> [The data]

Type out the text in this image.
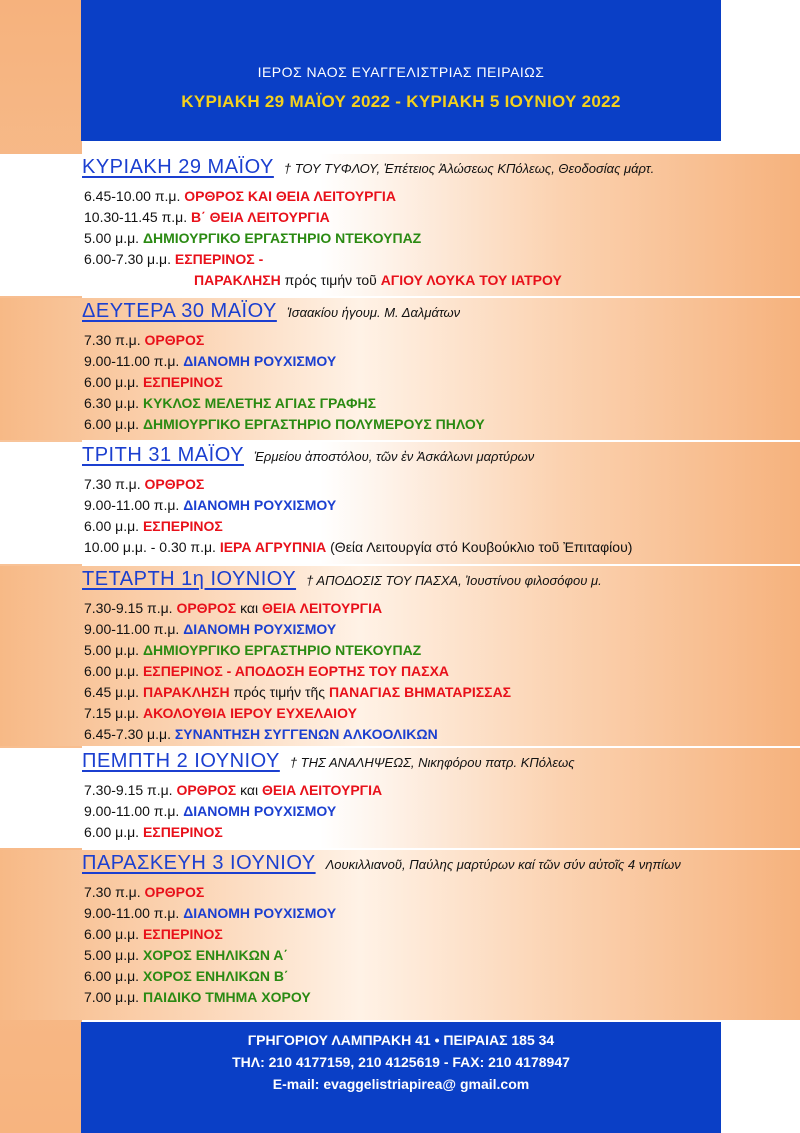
ΙΕΡΟΣ ΝΑΟΣ ΕΥΑΓΓΕΛΙΣΤΡΙΑΣ ΠΕΙΡΑΙΩΣ
ΚΥΡΙΑΚΗ 29 ΜΑΪΟΥ 2022 - ΚΥΡΙΑΚΗ 5 ΙΟΥΝΙΟΥ 2022
ΚΥΡΙΑΚΗ 29 ΜΑΪΟΥ † ΤΟΥ ΤΥΦΛΟΥ, Ἐπέτειος Ἁλώσεως ΚΠόλεως, Θεοδοσίας μάρτ.
6.45-10.00 π.μ. ΟΡΘΡΟΣ ΚΑΙ ΘΕΙΑ ΛΕΙΤΟΥΡΓΙΑ
10.30-11.45 π.μ. Β΄ ΘΕΙΑ ΛΕΙΤΟΥΡΓΙΑ
5.00 μ.μ. ΔΗΜΙΟΥΡΓΙΚΟ ΕΡΓΑΣΤΗΡΙΟ ΝΤΕΚΟΥΠΑΖ
6.00-7.30 μ.μ. ΕΣΠΕΡΙΝΟΣ -
ΠΑΡΑΚΛΗΣΗ πρός τιμήν τοῦ ΑΓΙΟΥ ΛΟΥΚΑ ΤΟΥ ΙΑΤΡΟΥ
ΔΕΥΤΕΡΑ 30 ΜΑΪΟΥ Ἰσαακίου ἡγουμ. Μ. Δαλμάτων
7.30 π.μ. ΟΡΘΡΟΣ
9.00-11.00 π.μ. ΔΙΑΝΟΜΗ ΡΟΥΧΙΣΜΟΥ
6.00 μ.μ. ΕΣΠΕΡΙΝΟΣ
6.30 μ.μ. ΚΥΚΛΟΣ ΜΕΛΕΤΗΣ ΑΓΙΑΣ ΓΡΑΦΗΣ
6.00 μ.μ. ΔΗΜΙΟΥΡΓΙΚΟ ΕΡΓΑΣΤΗΡΙΟ ΠΟΛΥΜΕΡΟΥΣ ΠΗΛΟΥ
ΤΡΙΤΗ 31 ΜΑΪΟΥ Ἑρμείου ἀποστόλου, τῶν ἐν Ἀσκάλωνι μαρτύρων
7.30 π.μ. ΟΡΘΡΟΣ
9.00-11.00 π.μ. ΔΙΑΝΟΜΗ ΡΟΥΧΙΣΜΟΥ
6.00 μ.μ. ΕΣΠΕΡΙΝΟΣ
10.00 μ.μ. - 0.30 π.μ. ΙΕΡΑ ΑΓΡΥΠΝΙΑ (Θεία Λειτουργία στό Κουβούκλιο τοῦ Ἐπιταφίου)
ΤΕΤΑΡΤΗ 1η ΙΟΥΝΙΟΥ † ΑΠΟΔΟΣΙΣ ΤΟΥ ΠΑΣΧΑ, Ἰουστίνου φιλοσόφου μ.
7.30-9.15 π.μ. ΟΡΘΡΟΣ και ΘΕΙΑ ΛΕΙΤΟΥΡΓΙΑ
9.00-11.00 π.μ. ΔΙΑΝΟΜΗ ΡΟΥΧΙΣΜΟΥ
5.00 μ.μ. ΔΗΜΙΟΥΡΓΙΚΟ ΕΡΓΑΣΤΗΡΙΟ ΝΤΕΚΟΥΠΑΖ
6.00 μ.μ. ΕΣΠΕΡΙΝΟΣ - ΑΠΟΔΟΣΗ ΕΟΡΤΗΣ ΤΟΥ ΠΑΣΧΑ
6.45 μ.μ. ΠΑΡΑΚΛΗΣΗ πρός τιμήν τῆς ΠΑΝΑΓΙΑΣ ΒΗΜΑΤΑΡΙΣΣΑΣ
7.15 μ.μ. ΑΚΟΛΟΥΘΙΑ ΙΕΡΟΥ ΕΥΧΕΛΑΙΟΥ
6.45-7.30 μ.μ. ΣΥΝΑΝΤΗΣΗ ΣΥΓΓΕΝΩΝ ΑΛΚΟΟΛΙΚΩΝ
ΠΕΜΠΤΗ 2 ΙΟΥΝΙΟΥ † ΤΗΣ ΑΝΑΛΗΨΕΩΣ, Νικηφόρου πατρ. ΚΠόλεως
7.30-9.15 π.μ. ΟΡΘΡΟΣ και ΘΕΙΑ ΛΕΙΤΟΥΡΓΙΑ
9.00-11.00 π.μ. ΔΙΑΝΟΜΗ ΡΟΥΧΙΣΜΟΥ
6.00 μ.μ. ΕΣΠΕΡΙΝΟΣ
ΠΑΡΑΣΚΕΥΗ 3 ΙΟΥΝΙΟΥ Λουκιλλιανοῦ, Παύλης μαρτύρων καί τῶν σύν αὐτοῖς 4 νηπίων
7.30 π.μ. ΟΡΘΡΟΣ
9.00-11.00 π.μ. ΔΙΑΝΟΜΗ ΡΟΥΧΙΣΜΟΥ
6.00 μ.μ. ΕΣΠΕΡΙΝΟΣ
5.00 μ.μ. ΧΟΡΟΣ ΕΝΗΛΙΚΩΝ Α΄
6.00 μ.μ. ΧΟΡΟΣ ΕΝΗΛΙΚΩΝ Β΄
7.00 μ.μ. ΠΑΙΔΙΚΟ ΤΜΗΜΑ ΧΟΡΟΥ
ΓΡΗΓΟΡΙΟΥ ΛΑΜΠΡΑΚΗ 41 • ΠΕΙΡΑΙΑΣ 185 34
ΤΗΛ: 210 4177159, 210 4125619 - FAX: 210 4178947
E-mail: evaggelistriapirea@ gmail.com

> [Task statement]
Wherever a line in the data above holds "πρός", copy that line.

> [Response to the exercise]
ΠΑΡΑΚΛΗΣΗ πρός τιμήν τοῦ ΑΓΙΟΥ ΛΟΥΚΑ ΤΟΥ ΙΑΤΡΟΥ
6.45 μ.μ. ΠΑΡΑΚΛΗΣΗ πρός τιμήν τῆς ΠΑΝΑΓΙΑΣ ΒΗΜΑΤΑΡΙΣΣΑΣ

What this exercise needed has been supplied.